• _YOUR INSTRUCTIONS_: Could you repeat the records below exactly, leaving out any pictures?

• _EXTRACTED DATA_:
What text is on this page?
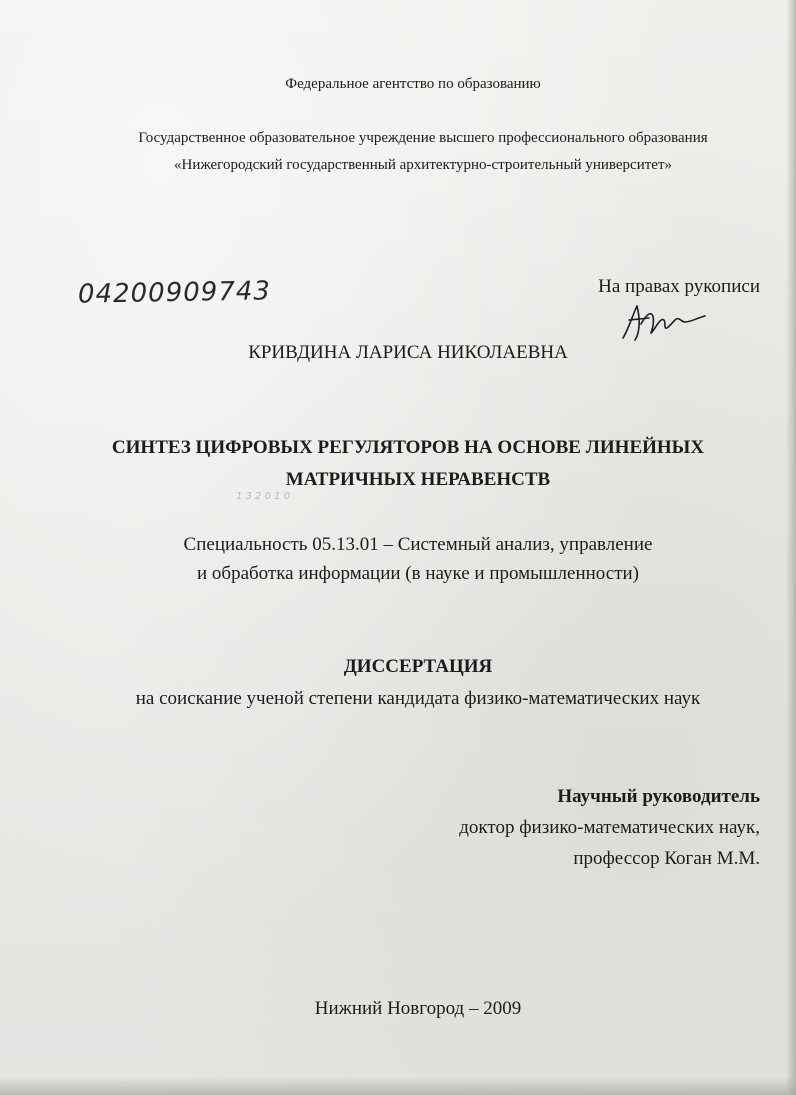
Федеральное агентство по образованию
Государственное образовательное учреждение высшего профессионального образования
«Нижегородский государственный архитектурно-строительный университет»
04200909743	На правах рукописи
КРИВДИНА ЛАРИСА НИКОЛАЕВНА
СИНТЕЗ ЦИФРОВЫХ РЕГУЛЯТОРОВ НА ОСНОВЕ ЛИНЕЙНЫХ
МАТРИЧНЫХ НЕРАВЕНСТВ
1 3 2 0 1 0
Специальность 05.13.01 – Системный анализ, управление
и обработка информации (в науке и промышленности)
ДИССЕРТАЦИЯ
на соискание ученой степени кандидата физико-математических наук
Научный руководитель
доктор физико-математических наук,
профессор Коган М.М.
Нижний Новгород – 2009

• _CORRECT ANSWER_:
What text is on this page?
Федеральное агентство по образованию
Государственное образовательное учреждение высшего профессионального образования
«Нижегородский государственный архитектурно-строительный университет»
04200909743	На правах рукописи
КРИВДИНА ЛАРИСА НИКОЛАЕВНА
СИНТЕЗ ЦИФРОВЫХ РЕГУЛЯТОРОВ НА ОСНОВЕ ЛИНЕЙНЫХ
МАТРИЧНЫХ НЕРАВЕНСТВ
1 3 2 0 1 0
Специальность 05.13.01 – Системный анализ, управление
и обработка информации (в науке и промышленности)
ДИССЕРТАЦИЯ
на соискание ученой степени кандидата физико-математических наук
Научный руководитель
доктор физико-математических наук,
профессор Коган М.М.
Нижний Новгород – 2009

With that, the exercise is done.